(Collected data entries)
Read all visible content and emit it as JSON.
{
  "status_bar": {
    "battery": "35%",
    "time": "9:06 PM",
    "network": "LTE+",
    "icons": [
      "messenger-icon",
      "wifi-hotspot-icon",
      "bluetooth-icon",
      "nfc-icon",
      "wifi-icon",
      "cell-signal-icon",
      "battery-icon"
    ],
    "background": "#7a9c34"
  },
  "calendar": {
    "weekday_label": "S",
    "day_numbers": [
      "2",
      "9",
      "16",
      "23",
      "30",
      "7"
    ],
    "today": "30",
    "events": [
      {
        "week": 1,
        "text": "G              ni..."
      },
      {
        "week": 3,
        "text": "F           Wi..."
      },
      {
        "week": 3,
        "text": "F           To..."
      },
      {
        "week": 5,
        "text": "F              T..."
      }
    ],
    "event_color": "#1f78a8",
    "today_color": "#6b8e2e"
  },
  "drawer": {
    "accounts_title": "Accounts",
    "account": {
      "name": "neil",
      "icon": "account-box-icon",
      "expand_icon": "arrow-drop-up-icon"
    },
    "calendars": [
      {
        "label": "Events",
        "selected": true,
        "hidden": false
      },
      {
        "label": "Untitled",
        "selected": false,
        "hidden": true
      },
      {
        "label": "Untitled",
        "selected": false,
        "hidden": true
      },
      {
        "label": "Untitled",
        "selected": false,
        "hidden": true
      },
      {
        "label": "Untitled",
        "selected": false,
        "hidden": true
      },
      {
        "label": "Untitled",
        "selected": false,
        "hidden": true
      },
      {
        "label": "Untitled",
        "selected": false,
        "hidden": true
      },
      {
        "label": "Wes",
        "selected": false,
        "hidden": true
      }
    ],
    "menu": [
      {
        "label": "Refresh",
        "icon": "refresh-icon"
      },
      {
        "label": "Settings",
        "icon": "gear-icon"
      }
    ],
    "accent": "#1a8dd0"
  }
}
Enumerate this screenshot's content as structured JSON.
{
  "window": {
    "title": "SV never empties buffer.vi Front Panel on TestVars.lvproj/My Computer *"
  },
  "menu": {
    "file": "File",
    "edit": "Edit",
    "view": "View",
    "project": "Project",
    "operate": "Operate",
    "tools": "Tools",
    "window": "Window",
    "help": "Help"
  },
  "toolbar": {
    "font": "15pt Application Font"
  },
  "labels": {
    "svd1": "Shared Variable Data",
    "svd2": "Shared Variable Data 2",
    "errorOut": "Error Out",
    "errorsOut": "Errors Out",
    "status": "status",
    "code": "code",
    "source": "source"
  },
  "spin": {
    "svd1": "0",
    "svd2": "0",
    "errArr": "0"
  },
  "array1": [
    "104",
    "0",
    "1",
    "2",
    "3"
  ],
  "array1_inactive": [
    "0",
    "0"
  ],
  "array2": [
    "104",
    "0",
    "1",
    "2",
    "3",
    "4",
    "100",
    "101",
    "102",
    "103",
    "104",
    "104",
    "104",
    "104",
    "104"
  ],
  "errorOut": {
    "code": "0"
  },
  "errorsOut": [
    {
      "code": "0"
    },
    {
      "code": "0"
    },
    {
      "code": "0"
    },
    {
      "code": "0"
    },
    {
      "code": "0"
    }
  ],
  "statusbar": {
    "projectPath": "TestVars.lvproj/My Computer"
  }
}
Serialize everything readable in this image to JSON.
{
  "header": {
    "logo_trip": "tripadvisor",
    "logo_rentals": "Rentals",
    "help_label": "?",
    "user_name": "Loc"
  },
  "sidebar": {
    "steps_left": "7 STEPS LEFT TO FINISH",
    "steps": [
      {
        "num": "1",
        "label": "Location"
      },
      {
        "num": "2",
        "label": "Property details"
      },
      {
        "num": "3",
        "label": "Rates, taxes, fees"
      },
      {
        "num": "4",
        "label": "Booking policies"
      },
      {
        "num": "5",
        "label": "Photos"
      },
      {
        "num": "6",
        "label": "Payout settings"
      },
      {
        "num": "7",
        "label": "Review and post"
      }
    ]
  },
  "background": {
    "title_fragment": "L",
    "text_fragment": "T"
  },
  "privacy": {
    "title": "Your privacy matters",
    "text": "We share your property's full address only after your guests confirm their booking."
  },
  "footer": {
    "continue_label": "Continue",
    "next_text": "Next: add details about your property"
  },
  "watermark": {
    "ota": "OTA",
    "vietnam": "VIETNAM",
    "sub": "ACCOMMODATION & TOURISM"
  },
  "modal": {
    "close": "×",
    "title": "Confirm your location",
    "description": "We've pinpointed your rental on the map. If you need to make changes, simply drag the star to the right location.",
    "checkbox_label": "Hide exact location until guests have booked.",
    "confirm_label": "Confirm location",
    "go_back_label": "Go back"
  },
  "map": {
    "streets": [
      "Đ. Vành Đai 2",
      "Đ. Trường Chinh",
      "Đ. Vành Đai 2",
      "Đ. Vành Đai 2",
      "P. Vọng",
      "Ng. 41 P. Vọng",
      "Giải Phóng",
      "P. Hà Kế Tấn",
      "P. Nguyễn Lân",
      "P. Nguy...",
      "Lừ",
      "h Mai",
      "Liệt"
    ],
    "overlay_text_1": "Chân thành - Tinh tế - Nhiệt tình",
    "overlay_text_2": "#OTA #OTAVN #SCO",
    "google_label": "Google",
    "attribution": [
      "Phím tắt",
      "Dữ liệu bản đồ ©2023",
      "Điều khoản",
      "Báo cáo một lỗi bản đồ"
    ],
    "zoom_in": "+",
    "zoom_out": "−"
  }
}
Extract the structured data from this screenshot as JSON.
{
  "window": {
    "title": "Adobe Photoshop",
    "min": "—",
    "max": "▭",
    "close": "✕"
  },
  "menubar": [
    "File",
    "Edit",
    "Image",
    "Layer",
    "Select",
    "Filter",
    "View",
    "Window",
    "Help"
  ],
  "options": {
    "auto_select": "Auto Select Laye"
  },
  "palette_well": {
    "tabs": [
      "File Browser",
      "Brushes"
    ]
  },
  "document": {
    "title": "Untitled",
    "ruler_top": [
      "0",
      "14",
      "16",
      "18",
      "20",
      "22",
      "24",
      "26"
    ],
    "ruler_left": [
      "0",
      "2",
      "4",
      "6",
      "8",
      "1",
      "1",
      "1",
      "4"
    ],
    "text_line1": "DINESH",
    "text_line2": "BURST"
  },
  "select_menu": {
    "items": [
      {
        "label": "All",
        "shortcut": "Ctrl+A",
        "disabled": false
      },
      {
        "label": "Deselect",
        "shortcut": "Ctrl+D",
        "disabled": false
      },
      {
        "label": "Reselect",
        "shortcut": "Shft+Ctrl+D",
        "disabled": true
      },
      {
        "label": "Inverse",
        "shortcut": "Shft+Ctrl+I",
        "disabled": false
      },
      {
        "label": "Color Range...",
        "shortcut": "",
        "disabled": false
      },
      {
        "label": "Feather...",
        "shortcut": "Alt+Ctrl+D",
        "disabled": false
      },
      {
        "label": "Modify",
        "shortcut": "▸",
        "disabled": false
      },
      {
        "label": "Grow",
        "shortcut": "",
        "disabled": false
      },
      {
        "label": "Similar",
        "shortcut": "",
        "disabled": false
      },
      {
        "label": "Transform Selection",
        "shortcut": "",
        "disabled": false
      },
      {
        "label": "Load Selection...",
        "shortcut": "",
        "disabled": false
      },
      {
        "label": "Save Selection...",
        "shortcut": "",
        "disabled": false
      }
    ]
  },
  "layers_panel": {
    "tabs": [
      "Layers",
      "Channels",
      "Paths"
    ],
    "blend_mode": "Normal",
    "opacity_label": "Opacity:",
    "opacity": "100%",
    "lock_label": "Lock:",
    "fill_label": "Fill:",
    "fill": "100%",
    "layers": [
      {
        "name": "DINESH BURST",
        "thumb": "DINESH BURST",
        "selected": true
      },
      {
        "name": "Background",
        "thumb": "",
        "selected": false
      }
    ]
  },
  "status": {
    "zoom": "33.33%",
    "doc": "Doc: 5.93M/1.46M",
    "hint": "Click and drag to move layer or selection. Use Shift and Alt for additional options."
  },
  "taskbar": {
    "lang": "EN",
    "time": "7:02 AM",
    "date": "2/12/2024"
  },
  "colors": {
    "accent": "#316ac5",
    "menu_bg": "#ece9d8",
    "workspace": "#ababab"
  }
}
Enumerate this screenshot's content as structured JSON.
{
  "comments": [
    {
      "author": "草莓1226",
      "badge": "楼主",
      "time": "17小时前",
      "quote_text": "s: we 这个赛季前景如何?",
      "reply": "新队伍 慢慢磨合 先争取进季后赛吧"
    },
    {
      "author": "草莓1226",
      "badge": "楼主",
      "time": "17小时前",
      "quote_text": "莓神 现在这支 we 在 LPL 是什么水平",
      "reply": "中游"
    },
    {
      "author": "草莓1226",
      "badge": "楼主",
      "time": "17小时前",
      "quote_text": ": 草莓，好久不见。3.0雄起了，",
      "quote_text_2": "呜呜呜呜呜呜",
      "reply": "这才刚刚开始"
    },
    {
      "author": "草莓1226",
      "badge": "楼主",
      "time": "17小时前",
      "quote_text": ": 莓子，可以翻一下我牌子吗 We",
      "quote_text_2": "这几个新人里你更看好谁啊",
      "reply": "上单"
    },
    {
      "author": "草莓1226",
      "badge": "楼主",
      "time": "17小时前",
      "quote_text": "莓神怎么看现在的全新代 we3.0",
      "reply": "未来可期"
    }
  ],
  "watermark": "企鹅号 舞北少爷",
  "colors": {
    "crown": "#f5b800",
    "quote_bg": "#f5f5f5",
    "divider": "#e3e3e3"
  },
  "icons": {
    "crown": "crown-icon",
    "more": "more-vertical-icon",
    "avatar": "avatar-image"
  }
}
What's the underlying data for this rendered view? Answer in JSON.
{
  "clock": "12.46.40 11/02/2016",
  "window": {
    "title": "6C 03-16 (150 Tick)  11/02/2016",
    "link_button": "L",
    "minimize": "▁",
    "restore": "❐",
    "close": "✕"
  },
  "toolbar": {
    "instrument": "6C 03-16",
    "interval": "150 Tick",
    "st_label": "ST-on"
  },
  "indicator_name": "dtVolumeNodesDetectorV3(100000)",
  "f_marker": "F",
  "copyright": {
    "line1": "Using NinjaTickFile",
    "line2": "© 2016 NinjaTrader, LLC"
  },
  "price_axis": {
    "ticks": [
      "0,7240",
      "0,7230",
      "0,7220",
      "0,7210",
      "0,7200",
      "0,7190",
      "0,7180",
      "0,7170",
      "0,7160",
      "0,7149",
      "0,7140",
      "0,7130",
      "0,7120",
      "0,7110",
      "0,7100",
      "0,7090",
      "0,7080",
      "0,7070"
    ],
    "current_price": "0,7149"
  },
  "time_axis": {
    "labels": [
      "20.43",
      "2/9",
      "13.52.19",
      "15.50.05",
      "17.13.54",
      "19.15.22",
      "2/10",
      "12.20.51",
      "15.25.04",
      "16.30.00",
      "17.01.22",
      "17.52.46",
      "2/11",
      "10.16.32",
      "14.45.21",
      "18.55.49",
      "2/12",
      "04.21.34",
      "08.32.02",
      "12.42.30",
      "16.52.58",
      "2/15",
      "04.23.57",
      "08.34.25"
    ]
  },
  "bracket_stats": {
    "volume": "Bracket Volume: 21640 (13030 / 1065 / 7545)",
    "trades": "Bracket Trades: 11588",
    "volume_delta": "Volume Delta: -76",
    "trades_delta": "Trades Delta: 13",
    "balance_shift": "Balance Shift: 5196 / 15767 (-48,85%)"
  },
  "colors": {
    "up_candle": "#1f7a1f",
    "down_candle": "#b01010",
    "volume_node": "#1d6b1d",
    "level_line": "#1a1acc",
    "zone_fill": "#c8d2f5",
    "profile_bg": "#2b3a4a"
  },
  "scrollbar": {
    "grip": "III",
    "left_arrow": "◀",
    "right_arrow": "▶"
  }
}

What is needed =>
List each line in the listing that contains the string "lvproj".

The reply =>
    "title": "SV never empties buffer.vi Front Panel on TestVars.lvproj/My Computer *"
    "projectPath": "TestVars.lvproj/My Computer"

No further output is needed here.